begin Dataset content

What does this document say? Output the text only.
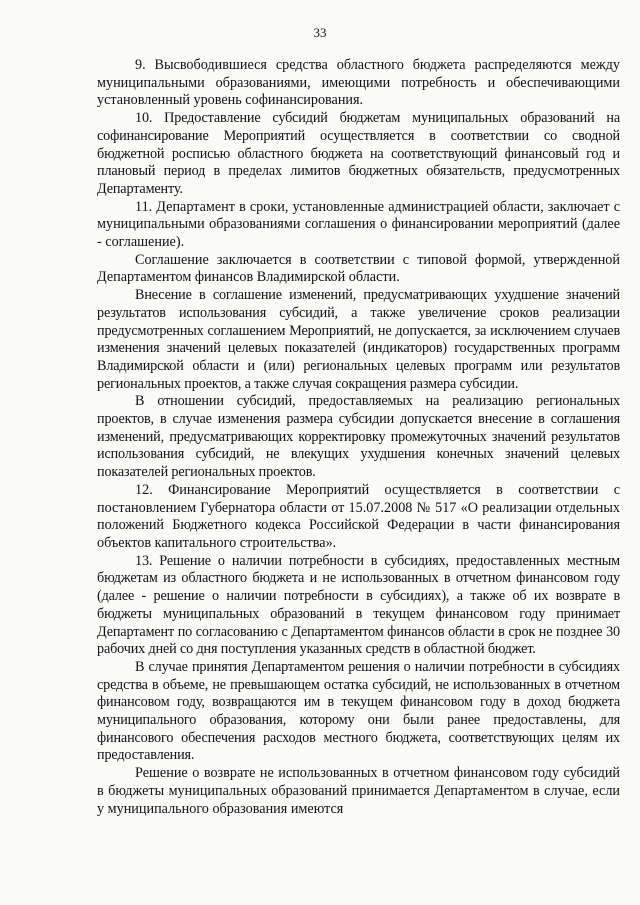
33

9. Высвободившиеся средства областного бюджета распределяются между муниципальными образованиями, имеющими потребность и обеспечивающими установленный уровень софинансирования.

10. Предоставление субсидий бюджетам муниципальных образований на софинансирование Мероприятий осуществляется в соответствии со сводной бюджетной росписью областного бюджета на соответствующий финансовый год и плановый период в пределах лимитов бюджетных обязательств, предусмотренных Департаменту.

11. Департамент в сроки, установленные администрацией области, заключает с муниципальными образованиями соглашения о финансировании мероприятий (далее - соглашение).

Соглашение заключается в соответствии с типовой формой, утвержденной Департаментом финансов Владимирской области.

Внесение в соглашение изменений, предусматривающих ухудшение значений результатов использования субсидий, а также увеличение сроков реализации предусмотренных соглашением Мероприятий, не допускается, за исключением случаев изменения значений целевых показателей (индикаторов) государственных программ Владимирской области и (или) региональных целевых программ или результатов региональных проектов, а также случая сокращения размера субсидии.

В отношении субсидий, предоставляемых на реализацию региональных проектов, в случае изменения размера субсидии допускается внесение в соглашения изменений, предусматривающих корректировку промежуточных значений результатов использования субсидий, не влекущих ухудшения конечных значений целевых показателей региональных проектов.

12. Финансирование Мероприятий осуществляется в соответствии с постановлением Губернатора области от 15.07.2008 № 517 «О реализации отдельных положений Бюджетного кодекса Российской Федерации в части финансирования объектов капитального строительства».

13. Решение о наличии потребности в субсидиях, предоставленных местным бюджетам из областного бюджета и не использованных в отчетном финансовом году (далее - решение о наличии потребности в субсидиях), а также об их возврате в бюджеты муниципальных образований в текущем финансовом году принимает Департамент по согласованию с Департаментом финансов области в срок не позднее 30 рабочих дней со дня поступления указанных средств в областной бюджет.

В случае принятия Департаментом решения о наличии потребности в субсидиях средства в объеме, не превышающем остатка субсидий, не использованных в отчетном финансовом году, возвращаются им в текущем финансовом году в доход бюджета муниципального образования, которому они были ранее предоставлены, для финансового обеспечения расходов местного бюджета, соответствующих целям их предоставления.

Решение о возврате не использованных в отчетном финансовом году субсидий в бюджеты муниципальных образований принимается Департаментом в случае, если у муниципального образования имеются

end Dataset content

Lines of the listing that contain the word "муниципального" are to be counted; report only their number.

2